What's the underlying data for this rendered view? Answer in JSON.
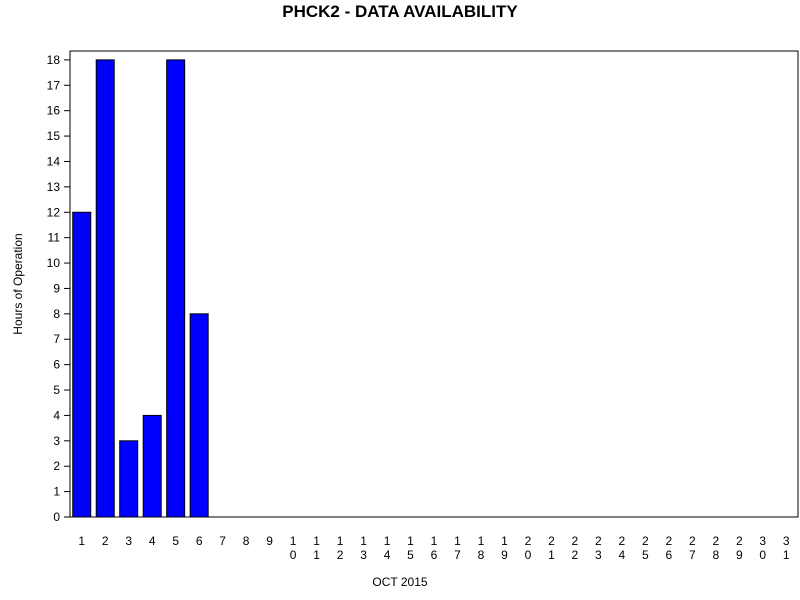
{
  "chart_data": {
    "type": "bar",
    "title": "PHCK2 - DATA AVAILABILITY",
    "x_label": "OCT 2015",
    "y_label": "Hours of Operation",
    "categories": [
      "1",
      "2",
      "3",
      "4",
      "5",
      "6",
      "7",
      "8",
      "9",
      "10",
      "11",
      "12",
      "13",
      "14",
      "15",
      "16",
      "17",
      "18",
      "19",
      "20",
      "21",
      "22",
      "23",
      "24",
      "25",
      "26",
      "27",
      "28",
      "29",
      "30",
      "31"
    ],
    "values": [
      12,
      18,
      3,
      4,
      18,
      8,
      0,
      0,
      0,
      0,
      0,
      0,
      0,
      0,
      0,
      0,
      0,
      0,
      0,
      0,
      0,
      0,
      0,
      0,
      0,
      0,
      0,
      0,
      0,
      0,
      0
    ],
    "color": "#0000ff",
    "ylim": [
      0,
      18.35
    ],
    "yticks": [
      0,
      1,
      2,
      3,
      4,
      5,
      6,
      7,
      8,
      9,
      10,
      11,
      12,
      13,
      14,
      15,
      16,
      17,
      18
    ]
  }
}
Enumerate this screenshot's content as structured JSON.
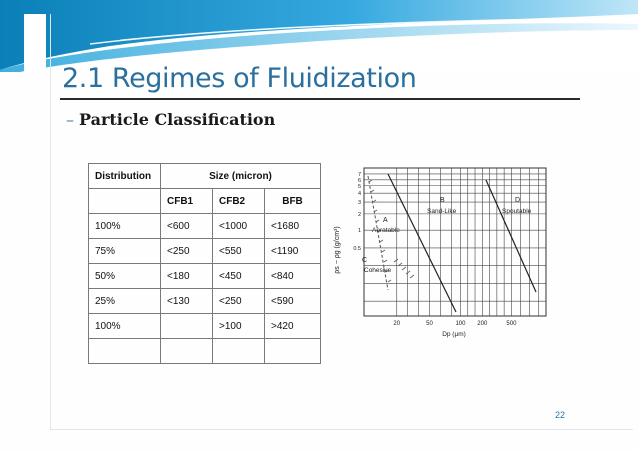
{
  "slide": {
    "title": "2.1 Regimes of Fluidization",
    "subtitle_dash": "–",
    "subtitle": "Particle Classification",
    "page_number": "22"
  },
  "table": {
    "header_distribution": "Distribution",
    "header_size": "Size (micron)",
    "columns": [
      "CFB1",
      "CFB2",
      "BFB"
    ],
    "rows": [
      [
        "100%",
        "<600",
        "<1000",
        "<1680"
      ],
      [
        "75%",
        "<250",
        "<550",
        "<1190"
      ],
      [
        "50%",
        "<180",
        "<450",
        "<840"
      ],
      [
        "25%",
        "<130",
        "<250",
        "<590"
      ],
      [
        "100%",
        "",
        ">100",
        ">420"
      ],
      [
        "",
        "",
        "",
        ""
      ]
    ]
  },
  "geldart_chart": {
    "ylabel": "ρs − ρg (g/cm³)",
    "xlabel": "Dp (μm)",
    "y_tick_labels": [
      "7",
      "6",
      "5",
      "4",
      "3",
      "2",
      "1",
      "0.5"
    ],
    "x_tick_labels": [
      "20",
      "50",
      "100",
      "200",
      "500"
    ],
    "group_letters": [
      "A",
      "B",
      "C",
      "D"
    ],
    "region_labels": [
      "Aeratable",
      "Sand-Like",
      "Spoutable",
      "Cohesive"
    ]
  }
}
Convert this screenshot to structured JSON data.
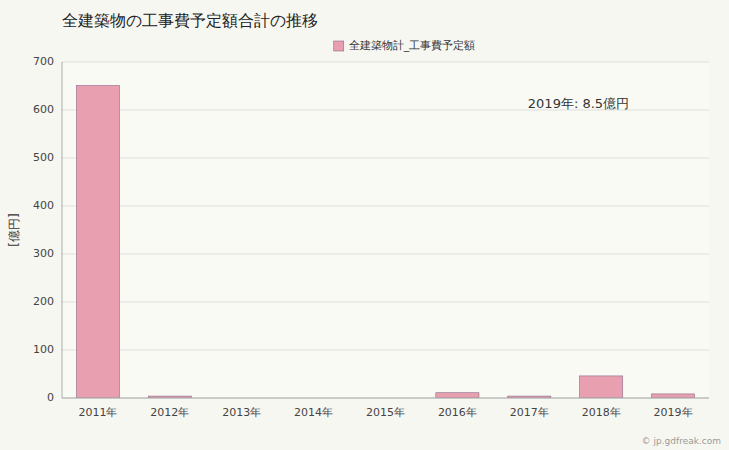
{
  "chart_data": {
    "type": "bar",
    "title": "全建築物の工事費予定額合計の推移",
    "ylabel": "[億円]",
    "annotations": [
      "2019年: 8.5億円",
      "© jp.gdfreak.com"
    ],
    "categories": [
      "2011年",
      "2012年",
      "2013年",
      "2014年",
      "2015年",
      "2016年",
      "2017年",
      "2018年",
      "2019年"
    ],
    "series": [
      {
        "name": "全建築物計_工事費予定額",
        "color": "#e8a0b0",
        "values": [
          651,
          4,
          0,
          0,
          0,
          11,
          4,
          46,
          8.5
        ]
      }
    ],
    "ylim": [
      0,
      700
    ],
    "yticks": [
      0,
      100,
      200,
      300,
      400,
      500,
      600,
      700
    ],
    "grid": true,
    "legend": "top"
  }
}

----------------

[Task directions]
Exclude all images and restate the records above word for word.

[Exercise response]
What's the underlying data for this rendered view? Answer in JSON.
{
  "chart_data": {
    "type": "bar",
    "title": "PHCK2 - DATA AVAILABILITY",
    "x_label": "OCT 2015",
    "y_label": "Hours of Operation",
    "categories": [
      "1",
      "2",
      "3",
      "4",
      "5",
      "6",
      "7",
      "8",
      "9",
      "10",
      "11",
      "12",
      "13",
      "14",
      "15",
      "16",
      "17",
      "18",
      "19",
      "20",
      "21",
      "22",
      "23",
      "24",
      "25",
      "26",
      "27",
      "28",
      "29",
      "30",
      "31"
    ],
    "values": [
      12,
      18,
      3,
      4,
      18,
      8,
      0,
      0,
      0,
      0,
      0,
      0,
      0,
      0,
      0,
      0,
      0,
      0,
      0,
      0,
      0,
      0,
      0,
      0,
      0,
      0,
      0,
      0,
      0,
      0,
      0
    ],
    "color": "#0000ff",
    "ylim": [
      0,
      18.35
    ],
    "yticks": [
      0,
      1,
      2,
      3,
      4,
      5,
      6,
      7,
      8,
      9,
      10,
      11,
      12,
      13,
      14,
      15,
      16,
      17,
      18
    ]
  }
}
Enumerate this screenshot's content as structured JSON.
{
  "slide": {
    "title": "2.1 Regimes of Fluidization",
    "subtitle_dash": "–",
    "subtitle": "Particle Classification",
    "page_number": "22"
  },
  "table": {
    "header_distribution": "Distribution",
    "header_size": "Size (micron)",
    "columns": [
      "CFB1",
      "CFB2",
      "BFB"
    ],
    "rows": [
      [
        "100%",
        "<600",
        "<1000",
        "<1680"
      ],
      [
        "75%",
        "<250",
        "<550",
        "<1190"
      ],
      [
        "50%",
        "<180",
        "<450",
        "<840"
      ],
      [
        "25%",
        "<130",
        "<250",
        "<590"
      ],
      [
        "100%",
        "",
        ">100",
        ">420"
      ],
      [
        "",
        "",
        "",
        ""
      ]
    ]
  },
  "geldart_chart": {
    "ylabel": "ρs − ρg (g/cm³)",
    "xlabel": "Dp (μm)",
    "y_tick_labels": [
      "7",
      "6",
      "5",
      "4",
      "3",
      "2",
      "1",
      "0.5"
    ],
    "x_tick_labels": [
      "20",
      "50",
      "100",
      "200",
      "500"
    ],
    "group_letters": [
      "A",
      "B",
      "C",
      "D"
    ],
    "region_labels": [
      "Aeratable",
      "Sand-Like",
      "Spoutable",
      "Cohesive"
    ]
  }
}
Convert this screenshot to structured JSON data.
{
  "chart_data": {
    "type": "bar",
    "title": "全建築物の工事費予定額合計の推移",
    "ylabel": "[億円]",
    "annotations": [
      "2019年: 8.5億円",
      "© jp.gdfreak.com"
    ],
    "categories": [
      "2011年",
      "2012年",
      "2013年",
      "2014年",
      "2015年",
      "2016年",
      "2017年",
      "2018年",
      "2019年"
    ],
    "series": [
      {
        "name": "全建築物計_工事費予定額",
        "color": "#e8a0b0",
        "values": [
          651,
          4,
          0,
          0,
          0,
          11,
          4,
          46,
          8.5
        ]
      }
    ],
    "ylim": [
      0,
      700
    ],
    "yticks": [
      0,
      100,
      200,
      300,
      400,
      500,
      600,
      700
    ],
    "grid": true,
    "legend": "top"
  }
}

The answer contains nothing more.